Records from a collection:
***

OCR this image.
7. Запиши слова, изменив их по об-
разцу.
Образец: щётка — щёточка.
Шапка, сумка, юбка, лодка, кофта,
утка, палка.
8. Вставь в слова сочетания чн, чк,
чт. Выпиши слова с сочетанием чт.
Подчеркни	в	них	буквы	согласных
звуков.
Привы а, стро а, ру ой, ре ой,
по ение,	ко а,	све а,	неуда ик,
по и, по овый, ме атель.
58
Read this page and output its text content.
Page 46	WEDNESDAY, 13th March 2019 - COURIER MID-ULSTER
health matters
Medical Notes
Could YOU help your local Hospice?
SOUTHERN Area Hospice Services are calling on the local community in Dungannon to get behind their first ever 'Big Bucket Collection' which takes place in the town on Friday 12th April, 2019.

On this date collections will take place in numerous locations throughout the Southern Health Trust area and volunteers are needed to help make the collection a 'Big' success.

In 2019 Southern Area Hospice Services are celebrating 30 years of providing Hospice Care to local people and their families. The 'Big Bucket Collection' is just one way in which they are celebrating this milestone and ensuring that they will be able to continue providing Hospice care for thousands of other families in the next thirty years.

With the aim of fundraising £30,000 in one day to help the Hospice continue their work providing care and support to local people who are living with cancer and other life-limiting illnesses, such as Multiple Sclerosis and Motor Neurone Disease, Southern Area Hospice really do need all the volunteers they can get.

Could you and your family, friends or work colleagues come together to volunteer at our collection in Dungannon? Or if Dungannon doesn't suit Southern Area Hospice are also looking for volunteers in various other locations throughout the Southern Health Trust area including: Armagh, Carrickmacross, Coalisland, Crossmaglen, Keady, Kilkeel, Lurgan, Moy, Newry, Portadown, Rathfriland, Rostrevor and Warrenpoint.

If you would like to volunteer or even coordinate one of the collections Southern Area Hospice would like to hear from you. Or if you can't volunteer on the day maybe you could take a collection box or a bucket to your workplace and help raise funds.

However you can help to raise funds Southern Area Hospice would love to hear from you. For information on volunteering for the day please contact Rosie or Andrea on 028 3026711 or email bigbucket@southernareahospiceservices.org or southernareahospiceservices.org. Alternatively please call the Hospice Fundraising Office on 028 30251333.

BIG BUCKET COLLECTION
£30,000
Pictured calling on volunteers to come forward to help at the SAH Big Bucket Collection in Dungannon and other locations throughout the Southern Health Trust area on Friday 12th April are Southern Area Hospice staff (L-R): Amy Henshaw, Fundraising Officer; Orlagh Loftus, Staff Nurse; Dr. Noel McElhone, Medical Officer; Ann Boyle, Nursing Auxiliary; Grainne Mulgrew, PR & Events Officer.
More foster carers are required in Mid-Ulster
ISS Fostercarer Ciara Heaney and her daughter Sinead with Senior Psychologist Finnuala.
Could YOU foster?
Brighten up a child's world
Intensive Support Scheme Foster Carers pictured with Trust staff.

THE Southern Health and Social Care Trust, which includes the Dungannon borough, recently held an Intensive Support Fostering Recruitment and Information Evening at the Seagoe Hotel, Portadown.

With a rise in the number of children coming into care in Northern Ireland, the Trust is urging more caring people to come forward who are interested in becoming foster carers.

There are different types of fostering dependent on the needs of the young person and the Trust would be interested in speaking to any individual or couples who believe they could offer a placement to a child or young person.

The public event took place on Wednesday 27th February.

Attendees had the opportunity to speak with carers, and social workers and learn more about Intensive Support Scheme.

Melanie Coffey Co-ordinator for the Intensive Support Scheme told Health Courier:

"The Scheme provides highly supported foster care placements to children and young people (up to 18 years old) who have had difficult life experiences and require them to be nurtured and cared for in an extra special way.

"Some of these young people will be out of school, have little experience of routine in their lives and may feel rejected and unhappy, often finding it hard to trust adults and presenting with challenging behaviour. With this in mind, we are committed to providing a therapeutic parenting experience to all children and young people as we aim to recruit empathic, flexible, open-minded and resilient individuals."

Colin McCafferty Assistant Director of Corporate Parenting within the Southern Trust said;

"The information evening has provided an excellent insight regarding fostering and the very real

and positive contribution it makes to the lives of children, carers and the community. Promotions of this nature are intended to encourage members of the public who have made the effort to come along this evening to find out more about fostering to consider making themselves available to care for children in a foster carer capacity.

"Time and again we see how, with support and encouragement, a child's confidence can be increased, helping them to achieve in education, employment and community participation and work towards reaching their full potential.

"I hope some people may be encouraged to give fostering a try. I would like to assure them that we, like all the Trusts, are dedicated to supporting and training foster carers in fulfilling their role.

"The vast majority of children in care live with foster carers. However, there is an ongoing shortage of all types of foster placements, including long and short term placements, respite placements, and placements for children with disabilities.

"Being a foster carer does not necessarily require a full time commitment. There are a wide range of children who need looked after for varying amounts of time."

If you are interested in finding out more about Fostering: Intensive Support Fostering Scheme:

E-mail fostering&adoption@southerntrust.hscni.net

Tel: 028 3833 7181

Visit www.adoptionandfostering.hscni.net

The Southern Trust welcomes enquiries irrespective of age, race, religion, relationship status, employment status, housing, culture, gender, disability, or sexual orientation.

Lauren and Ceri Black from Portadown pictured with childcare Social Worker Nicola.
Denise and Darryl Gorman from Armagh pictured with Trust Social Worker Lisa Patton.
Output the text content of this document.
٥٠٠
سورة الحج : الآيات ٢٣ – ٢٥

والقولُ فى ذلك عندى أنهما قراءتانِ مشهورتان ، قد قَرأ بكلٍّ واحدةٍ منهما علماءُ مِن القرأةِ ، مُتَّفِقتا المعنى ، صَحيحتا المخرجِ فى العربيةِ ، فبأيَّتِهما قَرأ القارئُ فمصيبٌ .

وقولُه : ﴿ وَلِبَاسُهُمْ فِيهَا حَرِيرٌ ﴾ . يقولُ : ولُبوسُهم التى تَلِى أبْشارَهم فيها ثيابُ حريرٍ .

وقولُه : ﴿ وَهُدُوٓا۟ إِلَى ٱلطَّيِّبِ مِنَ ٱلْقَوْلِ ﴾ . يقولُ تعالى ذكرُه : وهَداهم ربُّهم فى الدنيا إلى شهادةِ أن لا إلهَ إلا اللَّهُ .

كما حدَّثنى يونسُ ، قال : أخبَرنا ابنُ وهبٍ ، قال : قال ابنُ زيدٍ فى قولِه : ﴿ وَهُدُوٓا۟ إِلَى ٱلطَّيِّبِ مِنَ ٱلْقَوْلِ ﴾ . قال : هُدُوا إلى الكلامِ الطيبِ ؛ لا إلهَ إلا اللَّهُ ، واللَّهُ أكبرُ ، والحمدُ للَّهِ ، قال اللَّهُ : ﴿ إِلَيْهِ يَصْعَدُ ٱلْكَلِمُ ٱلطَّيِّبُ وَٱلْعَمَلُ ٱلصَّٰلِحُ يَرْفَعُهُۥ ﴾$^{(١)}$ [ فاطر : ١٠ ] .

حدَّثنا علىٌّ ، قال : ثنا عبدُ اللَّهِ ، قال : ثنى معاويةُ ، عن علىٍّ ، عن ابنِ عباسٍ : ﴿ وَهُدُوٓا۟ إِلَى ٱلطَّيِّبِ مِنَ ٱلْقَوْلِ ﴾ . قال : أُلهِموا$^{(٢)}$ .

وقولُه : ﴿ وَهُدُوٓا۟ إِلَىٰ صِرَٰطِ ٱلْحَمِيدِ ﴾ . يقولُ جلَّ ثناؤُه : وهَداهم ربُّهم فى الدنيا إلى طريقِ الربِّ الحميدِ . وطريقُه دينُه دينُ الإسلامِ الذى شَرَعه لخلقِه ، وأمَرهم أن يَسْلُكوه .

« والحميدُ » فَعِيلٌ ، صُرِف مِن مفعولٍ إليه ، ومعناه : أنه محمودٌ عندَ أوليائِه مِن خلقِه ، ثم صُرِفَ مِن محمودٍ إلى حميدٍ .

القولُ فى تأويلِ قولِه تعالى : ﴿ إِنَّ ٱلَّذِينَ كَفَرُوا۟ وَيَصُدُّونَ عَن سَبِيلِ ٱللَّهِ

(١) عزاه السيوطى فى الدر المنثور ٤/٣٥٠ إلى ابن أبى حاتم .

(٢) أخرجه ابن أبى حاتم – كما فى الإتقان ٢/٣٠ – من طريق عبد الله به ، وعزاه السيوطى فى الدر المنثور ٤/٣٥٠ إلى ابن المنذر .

***

* _Instructions for the task_:
Scan the material line by line and report each one that contains "الدنيا".

* _Worked solution_:
وقولُه : ﴿ وَهُدُوٓا۟ إِلَى ٱلطَّيِّبِ مِنَ ٱلْقَوْلِ ﴾ . يقولُ تعالى ذكرُه : وهَداهم ربُّهم فى الدنيا إلى شهادةِ أن لا إلهَ إلا اللَّهُ .
وقولُه : ﴿ وَهُدُوٓا۟ إِلَىٰ صِرَٰطِ ٱلْحَمِيدِ ﴾ . يقولُ جلَّ ثناؤُه : وهَداهم ربُّهم فى الدنيا إلى طريقِ الربِّ الحميدِ . وطريقُه دينُه دينُ الإسلامِ الذى شَرَعه لخلقِه ، وأمَرهم أن يَسْلُكوه .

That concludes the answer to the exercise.